Aim of the exercise » Omit images. Retype all entries verbatim.

---------- Records to process

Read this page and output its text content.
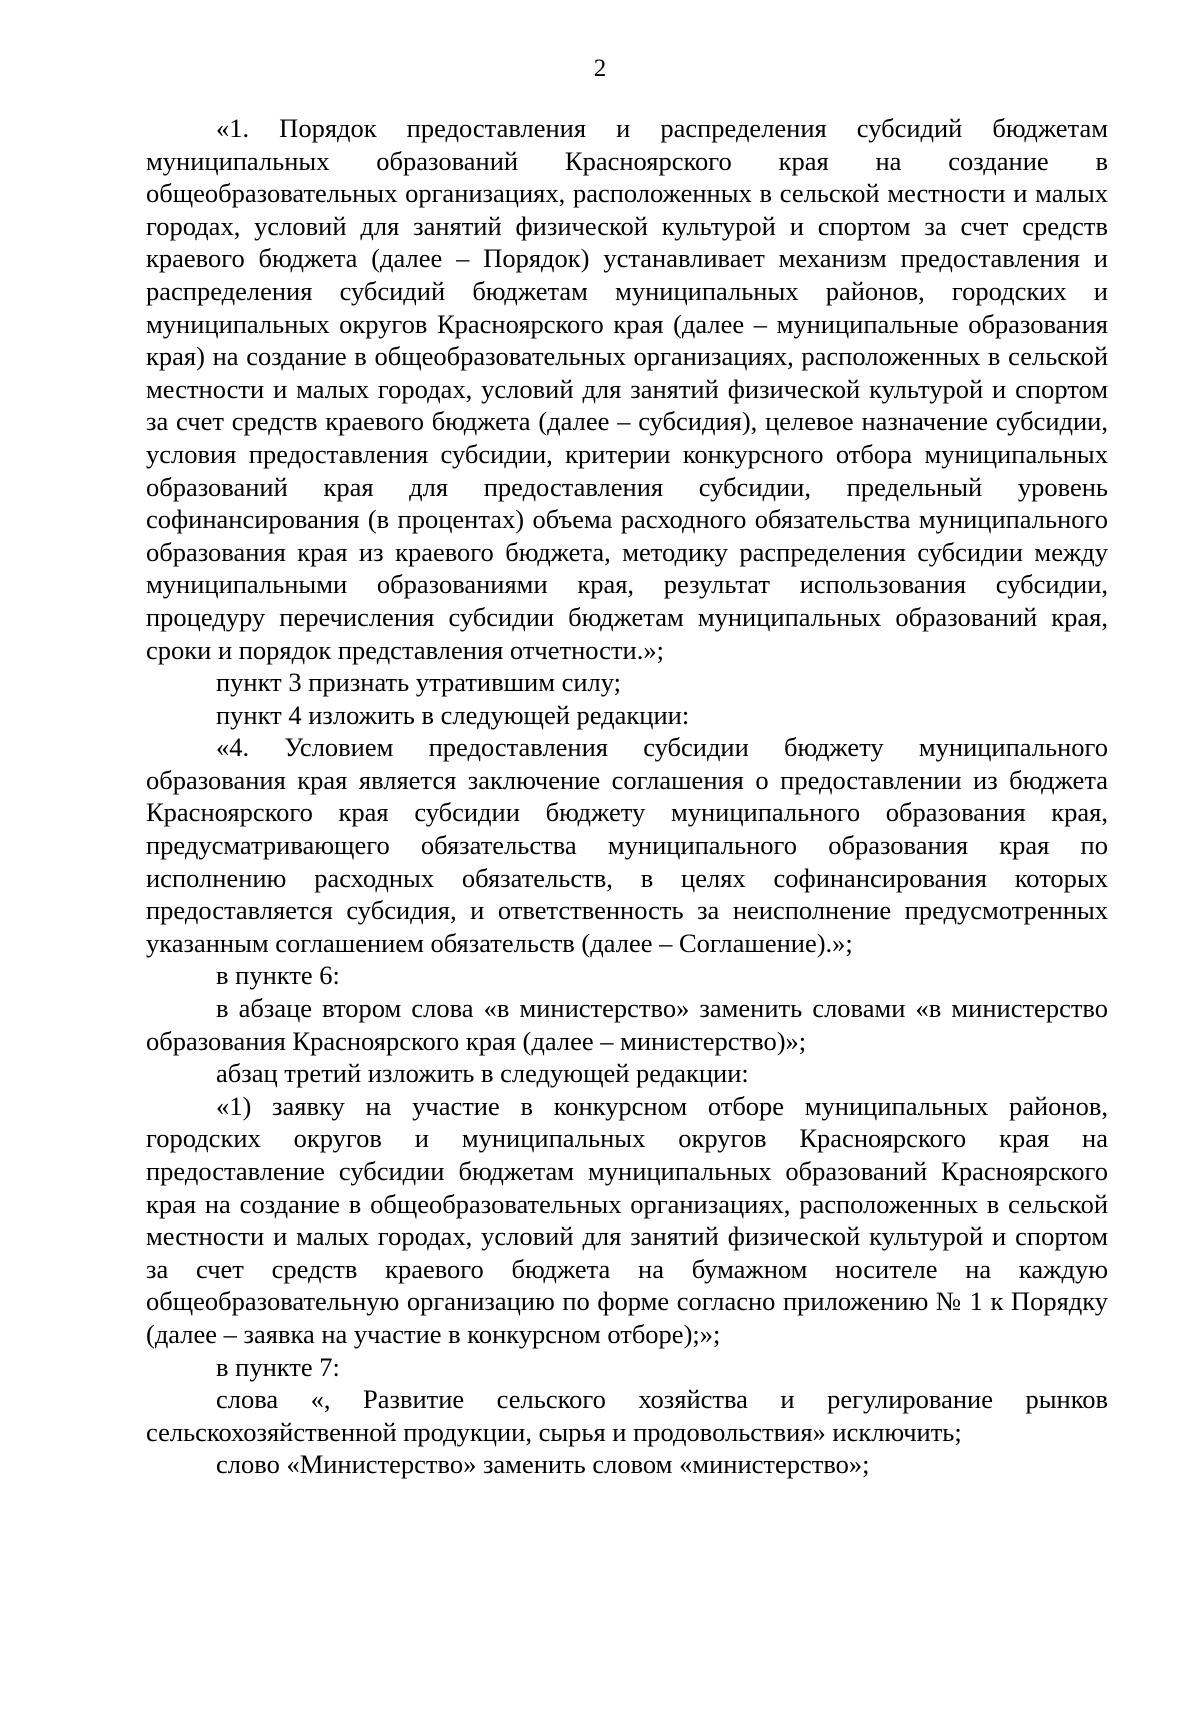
2

«1. Порядок предоставления и распределения субсидий бюджетам муниципальных образований Красноярского края на создание в общеобразовательных организациях, расположенных в сельской местности и малых городах, условий для занятий физической культурой и спортом за счет средств краевого бюджета (далее – Порядок) устанавливает механизм предоставления и распределения субсидий бюджетам муниципальных районов, городских и муниципальных округов Красноярского края (далее – муниципальные образования края) на создание в общеобразовательных организациях, расположенных в сельской местности и малых городах, условий для занятий физической культурой и спортом за счет средств краевого бюджета (далее – субсидия), целевое назначение субсидии, условия предоставления субсидии, критерии конкурсного отбора муниципальных образований края для предоставления субсидии, предельный уровень софинансирования (в процентах) объема расходного обязательства муниципального образования края из краевого бюджета, методику распределения субсидии между муниципальными образованиями края, результат использования субсидии, процедуру перечисления субсидии бюджетам муниципальных образований края, сроки и порядок представления отчетности.»;

пункт 3 признать утратившим силу;

пункт 4 изложить в следующей редакции:

«4. Условием предоставления субсидии бюджету муниципального образования края является заключение соглашения о предоставлении из бюджета Красноярского края субсидии бюджету муниципального образования края, предусматривающего обязательства муниципального образования края по исполнению расходных обязательств, в целях софинансирования которых предоставляется субсидия, и ответственность за неисполнение предусмотренных указанным соглашением обязательств (далее – Соглашение).»;

в пункте 6:

в абзаце втором слова «в министерство» заменить словами «в министерство образования Красноярского края (далее – министерство)»;

абзац третий изложить в следующей редакции:

«1) заявку на участие в конкурсном отборе муниципальных районов, городских округов и муниципальных округов Красноярского края на предоставление субсидии бюджетам муниципальных образований Красноярского края на создание в общеобразовательных организациях, расположенных в сельской местности и малых городах, условий для занятий физической культурой и спортом за счет средств краевого бюджета на бумажном носителе на каждую общеобразовательную организацию по форме согласно приложению № 1 к Порядку (далее – заявка на участие в конкурсном отборе);»;

в пункте 7:

слова «, Развитие сельского хозяйства и регулирование рынков сельскохозяйственной продукции, сырья и продовольствия» исключить;

слово «Министерство» заменить словом «министерство»;
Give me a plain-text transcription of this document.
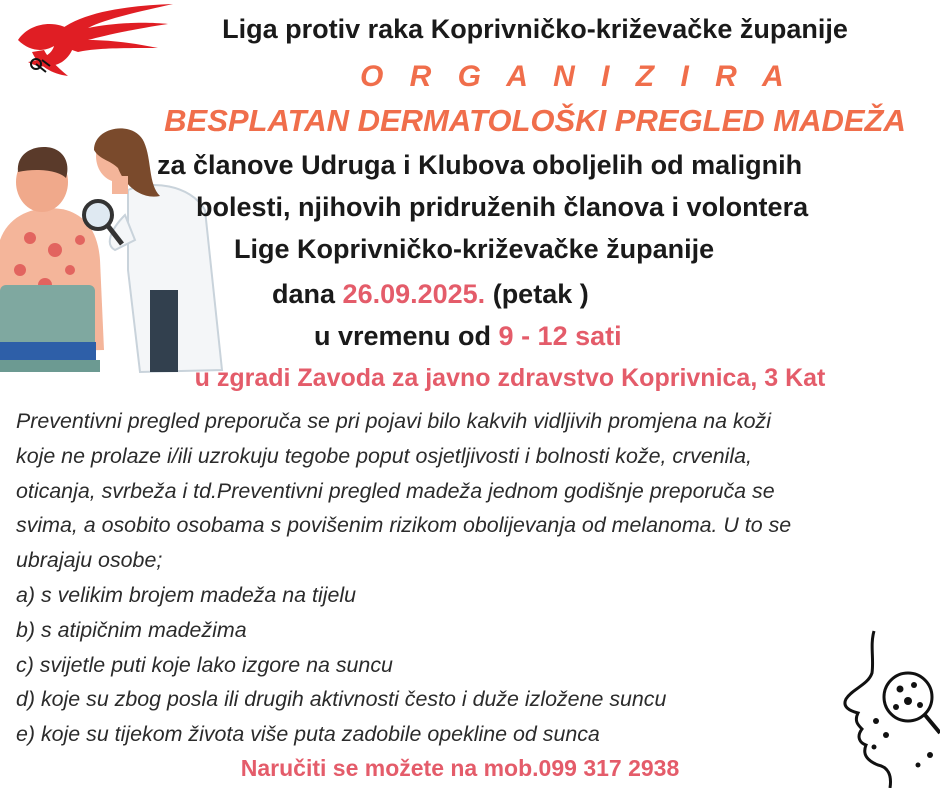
Liga protiv raka Koprivničko-križevačke županije
O R G A N I Z I R A
BESPLATAN DERMATOLOŠKI PREGLED MADEŽA
za članove Udruga i Klubova oboljelih od malignih
bolesti, njihovih pridruženih članova i volontera
Lige Koprivničko-križevačke županije
dana 26.09.2025. (petak )
u vremenu od 9 - 12 sati
u zgradi Zavoda za javno zdravstvo Koprivnica, 3 Kat
Preventivni pregled preporuča se pri pojavi bilo kakvih vidljivih promjena na koži
koje ne prolaze i/ili uzrokuju tegobe poput osjetljivosti i bolnosti kože, crvenila,
oticanja, svrbeža i td.Preventivni pregled madeža jednom godišnje preporuča se
svima, a osobito osobama s povišenim rizikom obolijevanja od melanoma. U to se
ubrajaju osobe;
a) s velikim brojem madeža na tijelu
b) s atipičnim madežima
c) svijetle puti koje lako izgore na suncu
d) koje su zbog posla ili drugih aktivnosti često i duže izložene suncu
e) koje su tijekom života više puta zadobile opekline od sunca
Naručiti se možete na mob.099 317 2938
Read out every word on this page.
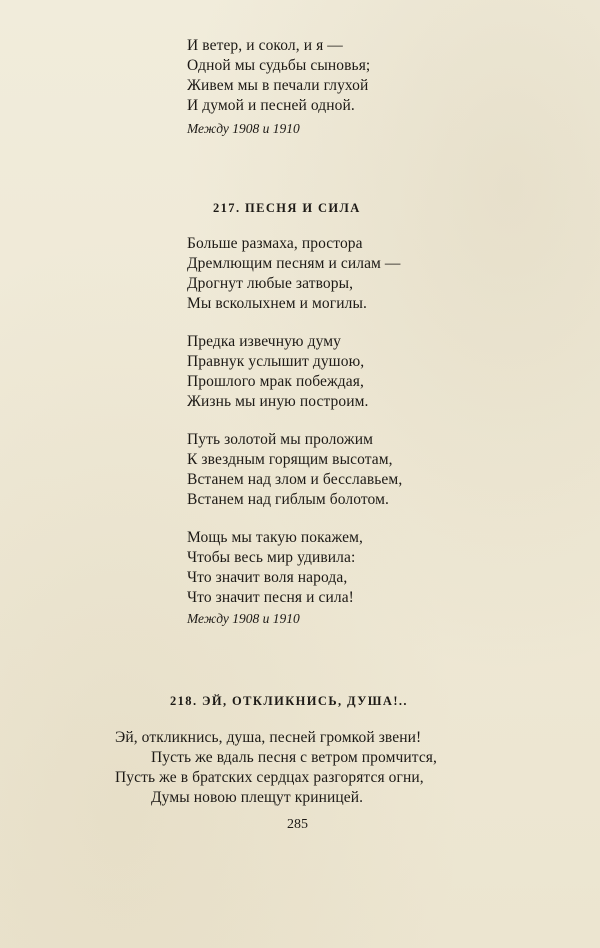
И ветер, и сокол, и я —
Одной мы судьбы сыновья;
Живем мы в печали глухой
И думой и песней одной.
Между 1908 и 1910
217. ПЕСНЯ И СИЛА
Больше размаха, простора
Дремлющим песням и силам —
Дрогнут любые затворы,
Мы всколыхнем и могилы.
Предка извечную думу
Правнук услышит душою,
Прошлого мрак побеждая,
Жизнь мы иную построим.
Путь золотой мы проложим
К звездным горящим высотам,
Встанем над злом и бесславьем,
Встанем над гиблым болотом.
Мощь мы такую покажем,
Чтобы весь мир удивила:
Что значит воля народа,
Что значит песня и сила!
Между 1908 и 1910
218. ЭЙ, ОТКЛИКНИСЬ, ДУША!..
Эй, откликнись, душа, песней громкой звени!
Пусть же вдаль песня с ветром промчится,
Пусть же в братских сердцах разгорятся огни,
Думы новою плещут криницей.
285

--------------------

Result of the exercise »
Read this page and output its text content.
2

«1. Порядок предоставления и распределения субсидий бюджетам муниципальных образований Красноярского края на создание в общеобразовательных организациях, расположенных в сельской местности и малых городах, условий для занятий физической культурой и спортом за счет средств краевого бюджета (далее – Порядок) устанавливает механизм предоставления и распределения субсидий бюджетам муниципальных районов, городских и муниципальных округов Красноярского края (далее – муниципальные образования края) на создание в общеобразовательных организациях, расположенных в сельской местности и малых городах, условий для занятий физической культурой и спортом за счет средств краевого бюджета (далее – субсидия), целевое назначение субсидии, условия предоставления субсидии, критерии конкурсного отбора муниципальных образований края для предоставления субсидии, предельный уровень софинансирования (в процентах) объема расходного обязательства муниципального образования края из краевого бюджета, методику распределения субсидии между муниципальными образованиями края, результат использования субсидии, процедуру перечисления субсидии бюджетам муниципальных образований края, сроки и порядок представления отчетности.»;

пункт 3 признать утратившим силу;

пункт 4 изложить в следующей редакции:

«4. Условием предоставления субсидии бюджету муниципального образования края является заключение соглашения о предоставлении из бюджета Красноярского края субсидии бюджету муниципального образования края, предусматривающего обязательства муниципального образования края по исполнению расходных обязательств, в целях софинансирования которых предоставляется субсидия, и ответственность за неисполнение предусмотренных указанным соглашением обязательств (далее – Соглашение).»;

в пункте 6:

в абзаце втором слова «в министерство» заменить словами «в министерство образования Красноярского края (далее – министерство)»;

абзац третий изложить в следующей редакции:

«1) заявку на участие в конкурсном отборе муниципальных районов, городских округов и муниципальных округов Красноярского края на предоставление субсидии бюджетам муниципальных образований Красноярского края на создание в общеобразовательных организациях, расположенных в сельской местности и малых городах, условий для занятий физической культурой и спортом за счет средств краевого бюджета на бумажном носителе на каждую общеобразовательную организацию по форме согласно приложению № 1 к Порядку (далее – заявка на участие в конкурсном отборе);»;

в пункте 7:

слова «, Развитие сельского хозяйства и регулирование рынков сельскохозяйственной продукции, сырья и продовольствия» исключить;

слово «Министерство» заменить словом «министерство»;
Give me a plain-text transcription of this document.
Liga protiv raka Koprivničko-križevačke županije
O R G A N I Z I R A
BESPLATAN DERMATOLOŠKI PREGLED MADEŽA
za članove Udruga i Klubova oboljelih od malignih
bolesti, njihovih pridruženih članova i volontera
Lige Koprivničko-križevačke županije
dana 26.09.2025. (petak )
u vremenu od 9 - 12 sati
u zgradi Zavoda za javno zdravstvo Koprivnica, 3 Kat
Preventivni pregled preporuča se pri pojavi bilo kakvih vidljivih promjena na koži
koje ne prolaze i/ili uzrokuju tegobe poput osjetljivosti i bolnosti kože, crvenila,
oticanja, svrbeža i td.Preventivni pregled madeža jednom godišnje preporuča se
svima, a osobito osobama s povišenim rizikom obolijevanja od melanoma. U to se
ubrajaju osobe;
a) s velikim brojem madeža na tijelu
b) s atipičnim madežima
c) svijetle puti koje lako izgore na suncu
d) koje su zbog posla ili drugih aktivnosti često i duže izložene suncu
e) koje su tijekom života više puta zadobile opekline od sunca
Naručiti se možete na mob.099 317 2938
Read out every word on this page.
И ветер, и сокол, и я —
Одной мы судьбы сыновья;
Живем мы в печали глухой
И думой и песней одной.
Между 1908 и 1910
217. ПЕСНЯ И СИЛА
Больше размаха, простора
Дремлющим песням и силам —
Дрогнут любые затворы,
Мы всколыхнем и могилы.
Предка извечную думу
Правнук услышит душою,
Прошлого мрак побеждая,
Жизнь мы иную построим.
Путь золотой мы проложим
К звездным горящим высотам,
Встанем над злом и бесславьем,
Встанем над гиблым болотом.
Мощь мы такую покажем,
Чтобы весь мир удивила:
Что значит воля народа,
Что значит песня и сила!
Между 1908 и 1910
218. ЭЙ, ОТКЛИКНИСЬ, ДУША!..
Эй, откликнись, душа, песней громкой звени!
Пусть же вдаль песня с ветром промчится,
Пусть же в братских сердцах разгорятся огни,
Думы новою плещут криницей.
285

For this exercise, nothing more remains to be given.